▸ **TASK DETAILS**:
Look for "works" in the listing below. Gather each line that contains it.

[Part of a data file]
※ ※ ※

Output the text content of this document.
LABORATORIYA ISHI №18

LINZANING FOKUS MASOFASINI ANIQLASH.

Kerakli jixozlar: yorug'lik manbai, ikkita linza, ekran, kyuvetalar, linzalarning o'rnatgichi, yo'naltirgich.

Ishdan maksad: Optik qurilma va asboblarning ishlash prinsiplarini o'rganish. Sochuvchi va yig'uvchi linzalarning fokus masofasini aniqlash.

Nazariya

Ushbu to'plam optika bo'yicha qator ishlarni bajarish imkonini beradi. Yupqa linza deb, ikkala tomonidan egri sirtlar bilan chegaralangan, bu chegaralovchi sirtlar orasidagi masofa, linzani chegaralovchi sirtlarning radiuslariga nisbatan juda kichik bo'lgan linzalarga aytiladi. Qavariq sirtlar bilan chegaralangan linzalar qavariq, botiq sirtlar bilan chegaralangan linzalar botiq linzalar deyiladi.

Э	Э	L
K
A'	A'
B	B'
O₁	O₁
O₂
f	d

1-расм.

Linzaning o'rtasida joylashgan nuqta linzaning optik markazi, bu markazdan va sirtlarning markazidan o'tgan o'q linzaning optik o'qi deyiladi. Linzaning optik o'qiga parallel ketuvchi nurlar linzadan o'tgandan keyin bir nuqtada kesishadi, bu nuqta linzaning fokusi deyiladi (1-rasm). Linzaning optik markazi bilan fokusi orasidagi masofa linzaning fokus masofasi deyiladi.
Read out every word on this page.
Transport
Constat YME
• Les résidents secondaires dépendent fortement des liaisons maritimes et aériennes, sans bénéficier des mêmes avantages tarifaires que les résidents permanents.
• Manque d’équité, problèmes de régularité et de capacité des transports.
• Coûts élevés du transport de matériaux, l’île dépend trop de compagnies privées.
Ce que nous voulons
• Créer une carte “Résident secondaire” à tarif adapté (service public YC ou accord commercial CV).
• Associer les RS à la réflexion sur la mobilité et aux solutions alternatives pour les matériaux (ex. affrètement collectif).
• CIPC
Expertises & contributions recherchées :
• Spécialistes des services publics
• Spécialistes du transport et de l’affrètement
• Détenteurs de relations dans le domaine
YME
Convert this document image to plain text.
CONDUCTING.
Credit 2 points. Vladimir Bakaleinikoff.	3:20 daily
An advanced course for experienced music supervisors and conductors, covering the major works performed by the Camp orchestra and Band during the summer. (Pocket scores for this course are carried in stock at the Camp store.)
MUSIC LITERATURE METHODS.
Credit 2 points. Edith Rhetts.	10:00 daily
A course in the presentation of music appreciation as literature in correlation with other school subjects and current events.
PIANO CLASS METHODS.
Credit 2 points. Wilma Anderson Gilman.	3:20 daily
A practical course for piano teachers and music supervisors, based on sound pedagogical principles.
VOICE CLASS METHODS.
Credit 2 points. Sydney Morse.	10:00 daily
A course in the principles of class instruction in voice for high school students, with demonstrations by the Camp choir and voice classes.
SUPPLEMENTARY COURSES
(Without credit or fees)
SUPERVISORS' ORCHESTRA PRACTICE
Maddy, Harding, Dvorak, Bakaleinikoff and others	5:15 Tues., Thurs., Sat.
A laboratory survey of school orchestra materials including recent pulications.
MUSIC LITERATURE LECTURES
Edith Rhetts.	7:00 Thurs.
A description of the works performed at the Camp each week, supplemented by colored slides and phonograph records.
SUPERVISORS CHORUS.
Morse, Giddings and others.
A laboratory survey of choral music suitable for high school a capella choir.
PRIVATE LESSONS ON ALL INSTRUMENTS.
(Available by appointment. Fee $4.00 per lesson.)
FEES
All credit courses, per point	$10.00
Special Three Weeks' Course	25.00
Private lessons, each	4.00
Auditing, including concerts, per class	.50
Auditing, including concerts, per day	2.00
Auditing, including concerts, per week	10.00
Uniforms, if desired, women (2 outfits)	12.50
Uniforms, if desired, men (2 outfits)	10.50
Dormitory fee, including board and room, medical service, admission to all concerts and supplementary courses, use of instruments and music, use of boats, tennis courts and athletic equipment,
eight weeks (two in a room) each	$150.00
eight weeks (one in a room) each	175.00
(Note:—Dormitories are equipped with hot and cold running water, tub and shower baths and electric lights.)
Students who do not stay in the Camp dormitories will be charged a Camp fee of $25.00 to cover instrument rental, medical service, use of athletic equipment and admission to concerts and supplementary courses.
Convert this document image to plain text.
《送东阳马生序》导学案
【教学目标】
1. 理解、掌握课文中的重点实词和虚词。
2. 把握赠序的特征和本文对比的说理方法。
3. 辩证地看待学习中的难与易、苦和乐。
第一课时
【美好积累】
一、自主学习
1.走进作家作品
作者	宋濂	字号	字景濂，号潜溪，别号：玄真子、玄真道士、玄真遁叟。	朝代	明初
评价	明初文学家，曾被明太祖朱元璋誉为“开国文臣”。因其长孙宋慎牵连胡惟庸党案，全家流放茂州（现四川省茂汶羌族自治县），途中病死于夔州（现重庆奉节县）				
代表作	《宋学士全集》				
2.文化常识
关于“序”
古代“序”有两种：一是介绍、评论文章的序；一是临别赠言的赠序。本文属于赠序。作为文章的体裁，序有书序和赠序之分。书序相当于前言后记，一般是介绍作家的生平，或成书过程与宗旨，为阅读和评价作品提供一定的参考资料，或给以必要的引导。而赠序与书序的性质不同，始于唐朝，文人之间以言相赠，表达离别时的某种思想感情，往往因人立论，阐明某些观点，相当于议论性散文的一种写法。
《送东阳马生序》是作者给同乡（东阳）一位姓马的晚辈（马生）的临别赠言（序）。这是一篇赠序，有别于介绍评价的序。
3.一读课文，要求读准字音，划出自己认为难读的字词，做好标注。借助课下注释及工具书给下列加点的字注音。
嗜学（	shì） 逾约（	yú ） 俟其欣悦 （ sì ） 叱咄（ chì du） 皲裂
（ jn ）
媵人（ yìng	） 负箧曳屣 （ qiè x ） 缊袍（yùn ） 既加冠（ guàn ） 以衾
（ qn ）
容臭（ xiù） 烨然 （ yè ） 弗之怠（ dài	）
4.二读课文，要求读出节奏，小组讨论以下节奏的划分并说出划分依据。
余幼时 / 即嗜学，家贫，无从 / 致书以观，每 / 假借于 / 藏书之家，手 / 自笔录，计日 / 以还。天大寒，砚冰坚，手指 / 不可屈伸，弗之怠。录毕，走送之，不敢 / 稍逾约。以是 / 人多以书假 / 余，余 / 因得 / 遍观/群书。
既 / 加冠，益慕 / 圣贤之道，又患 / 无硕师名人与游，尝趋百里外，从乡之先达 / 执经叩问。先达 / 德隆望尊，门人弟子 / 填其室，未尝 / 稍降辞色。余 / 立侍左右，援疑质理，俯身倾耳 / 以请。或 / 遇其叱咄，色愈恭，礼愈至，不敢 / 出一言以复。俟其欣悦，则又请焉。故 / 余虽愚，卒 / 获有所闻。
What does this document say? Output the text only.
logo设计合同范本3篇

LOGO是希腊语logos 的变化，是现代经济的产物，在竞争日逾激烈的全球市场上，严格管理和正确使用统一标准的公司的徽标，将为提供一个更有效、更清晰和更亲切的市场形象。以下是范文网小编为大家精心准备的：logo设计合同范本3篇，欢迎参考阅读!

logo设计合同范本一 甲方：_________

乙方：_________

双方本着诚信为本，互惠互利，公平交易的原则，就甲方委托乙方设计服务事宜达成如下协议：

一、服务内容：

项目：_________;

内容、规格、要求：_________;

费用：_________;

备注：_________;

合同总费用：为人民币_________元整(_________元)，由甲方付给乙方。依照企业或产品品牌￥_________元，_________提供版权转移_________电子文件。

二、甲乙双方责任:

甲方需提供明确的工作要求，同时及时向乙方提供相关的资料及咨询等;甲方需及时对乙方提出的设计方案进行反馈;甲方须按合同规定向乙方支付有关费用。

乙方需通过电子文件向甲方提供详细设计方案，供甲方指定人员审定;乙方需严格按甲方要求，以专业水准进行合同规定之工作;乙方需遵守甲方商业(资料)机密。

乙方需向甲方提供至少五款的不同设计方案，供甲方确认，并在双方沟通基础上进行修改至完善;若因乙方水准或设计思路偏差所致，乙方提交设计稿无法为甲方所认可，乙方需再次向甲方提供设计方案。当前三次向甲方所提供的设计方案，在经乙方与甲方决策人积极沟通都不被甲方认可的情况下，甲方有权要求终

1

※ ※ ※

▸ **EXERCISE OUTPUT**:
An advanced course for experienced music supervisors and conductors, covering the major works performed by the Camp orchestra and Band during the summer. (Pocket scores for this course are carried in stock at the Camp store.)
A description of the works performed at the Camp each week, supplemented by colored slides and phonograph records.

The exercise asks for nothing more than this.